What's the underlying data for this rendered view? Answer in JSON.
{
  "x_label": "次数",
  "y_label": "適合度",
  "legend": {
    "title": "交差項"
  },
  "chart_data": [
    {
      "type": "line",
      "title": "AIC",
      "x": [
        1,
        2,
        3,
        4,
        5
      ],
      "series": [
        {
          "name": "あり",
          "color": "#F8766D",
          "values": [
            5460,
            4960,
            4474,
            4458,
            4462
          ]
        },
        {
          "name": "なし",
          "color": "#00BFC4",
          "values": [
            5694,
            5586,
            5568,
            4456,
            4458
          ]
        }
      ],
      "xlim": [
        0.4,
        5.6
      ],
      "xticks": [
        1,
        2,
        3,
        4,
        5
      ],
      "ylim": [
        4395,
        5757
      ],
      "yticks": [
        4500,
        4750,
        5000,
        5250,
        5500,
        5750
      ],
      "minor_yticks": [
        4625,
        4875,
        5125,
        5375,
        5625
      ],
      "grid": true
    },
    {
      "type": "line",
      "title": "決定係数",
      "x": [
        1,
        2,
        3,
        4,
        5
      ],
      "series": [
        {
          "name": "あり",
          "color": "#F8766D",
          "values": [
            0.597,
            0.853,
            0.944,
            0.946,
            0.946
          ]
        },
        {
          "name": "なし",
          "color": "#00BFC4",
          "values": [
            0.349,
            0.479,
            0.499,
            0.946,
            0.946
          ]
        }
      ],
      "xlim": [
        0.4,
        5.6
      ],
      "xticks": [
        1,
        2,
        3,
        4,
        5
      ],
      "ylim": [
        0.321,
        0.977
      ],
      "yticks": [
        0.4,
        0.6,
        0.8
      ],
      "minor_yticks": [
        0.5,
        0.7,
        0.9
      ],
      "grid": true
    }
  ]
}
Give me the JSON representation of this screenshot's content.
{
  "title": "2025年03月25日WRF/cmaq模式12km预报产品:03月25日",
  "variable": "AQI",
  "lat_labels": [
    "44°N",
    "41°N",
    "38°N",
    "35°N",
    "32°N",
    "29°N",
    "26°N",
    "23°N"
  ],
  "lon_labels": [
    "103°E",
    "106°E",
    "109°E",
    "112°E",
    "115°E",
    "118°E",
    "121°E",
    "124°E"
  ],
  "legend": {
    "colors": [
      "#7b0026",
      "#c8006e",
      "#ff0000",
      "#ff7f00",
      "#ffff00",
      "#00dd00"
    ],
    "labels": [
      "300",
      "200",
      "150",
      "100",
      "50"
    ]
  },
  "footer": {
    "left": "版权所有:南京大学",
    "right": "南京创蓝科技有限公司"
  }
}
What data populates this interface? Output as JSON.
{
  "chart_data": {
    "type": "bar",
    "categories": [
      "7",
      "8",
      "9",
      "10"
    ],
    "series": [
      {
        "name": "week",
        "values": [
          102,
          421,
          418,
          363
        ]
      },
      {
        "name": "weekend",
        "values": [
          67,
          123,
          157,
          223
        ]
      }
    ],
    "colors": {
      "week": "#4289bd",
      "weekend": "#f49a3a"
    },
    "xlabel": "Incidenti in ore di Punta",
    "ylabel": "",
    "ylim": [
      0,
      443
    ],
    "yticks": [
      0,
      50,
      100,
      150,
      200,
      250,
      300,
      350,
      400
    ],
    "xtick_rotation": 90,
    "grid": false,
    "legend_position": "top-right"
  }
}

Description of the task =>
Write out every entry again exactly, please, with nothing missing.

Answer to this exercise =>
What's the underlying data for this rendered view? Answer in JSON.
{
  "x_label": "次数",
  "y_label": "適合度",
  "legend": {
    "title": "交差項"
  },
  "chart_data": [
    {
      "type": "line",
      "title": "AIC",
      "x": [
        1,
        2,
        3,
        4,
        5
      ],
      "series": [
        {
          "name": "あり",
          "color": "#F8766D",
          "values": [
            5460,
            4960,
            4474,
            4458,
            4462
          ]
        },
        {
          "name": "なし",
          "color": "#00BFC4",
          "values": [
            5694,
            5586,
            5568,
            4456,
            4458
          ]
        }
      ],
      "xlim": [
        0.4,
        5.6
      ],
      "xticks": [
        1,
        2,
        3,
        4,
        5
      ],
      "ylim": [
        4395,
        5757
      ],
      "yticks": [
        4500,
        4750,
        5000,
        5250,
        5500,
        5750
      ],
      "minor_yticks": [
        4625,
        4875,
        5125,
        5375,
        5625
      ],
      "grid": true
    },
    {
      "type": "line",
      "title": "決定係数",
      "x": [
        1,
        2,
        3,
        4,
        5
      ],
      "series": [
        {
          "name": "あり",
          "color": "#F8766D",
          "values": [
            0.597,
            0.853,
            0.944,
            0.946,
            0.946
          ]
        },
        {
          "name": "なし",
          "color": "#00BFC4",
          "values": [
            0.349,
            0.479,
            0.499,
            0.946,
            0.946
          ]
        }
      ],
      "xlim": [
        0.4,
        5.6
      ],
      "xticks": [
        1,
        2,
        3,
        4,
        5
      ],
      "ylim": [
        0.321,
        0.977
      ],
      "yticks": [
        0.4,
        0.6,
        0.8
      ],
      "minor_yticks": [
        0.5,
        0.7,
        0.9
      ],
      "grid": true
    }
  ]
}
Give me the JSON representation of this screenshot's content.
{
  "title": "2025年03月25日WRF/cmaq模式12km预报产品:03月25日",
  "variable": "AQI",
  "lat_labels": [
    "44°N",
    "41°N",
    "38°N",
    "35°N",
    "32°N",
    "29°N",
    "26°N",
    "23°N"
  ],
  "lon_labels": [
    "103°E",
    "106°E",
    "109°E",
    "112°E",
    "115°E",
    "118°E",
    "121°E",
    "124°E"
  ],
  "legend": {
    "colors": [
      "#7b0026",
      "#c8006e",
      "#ff0000",
      "#ff7f00",
      "#ffff00",
      "#00dd00"
    ],
    "labels": [
      "300",
      "200",
      "150",
      "100",
      "50"
    ]
  },
  "footer": {
    "left": "版权所有:南京大学",
    "right": "南京创蓝科技有限公司"
  }
}
What data populates this interface? Output as JSON.
{
  "chart_data": {
    "type": "bar",
    "categories": [
      "7",
      "8",
      "9",
      "10"
    ],
    "series": [
      {
        "name": "week",
        "values": [
          102,
          421,
          418,
          363
        ]
      },
      {
        "name": "weekend",
        "values": [
          67,
          123,
          157,
          223
        ]
      }
    ],
    "colors": {
      "week": "#4289bd",
      "weekend": "#f49a3a"
    },
    "xlabel": "Incidenti in ore di Punta",
    "ylabel": "",
    "ylim": [
      0,
      443
    ],
    "yticks": [
      0,
      50,
      100,
      150,
      200,
      250,
      300,
      350,
      400
    ],
    "xtick_rotation": 90,
    "grid": false,
    "legend_position": "top-right"
  }
}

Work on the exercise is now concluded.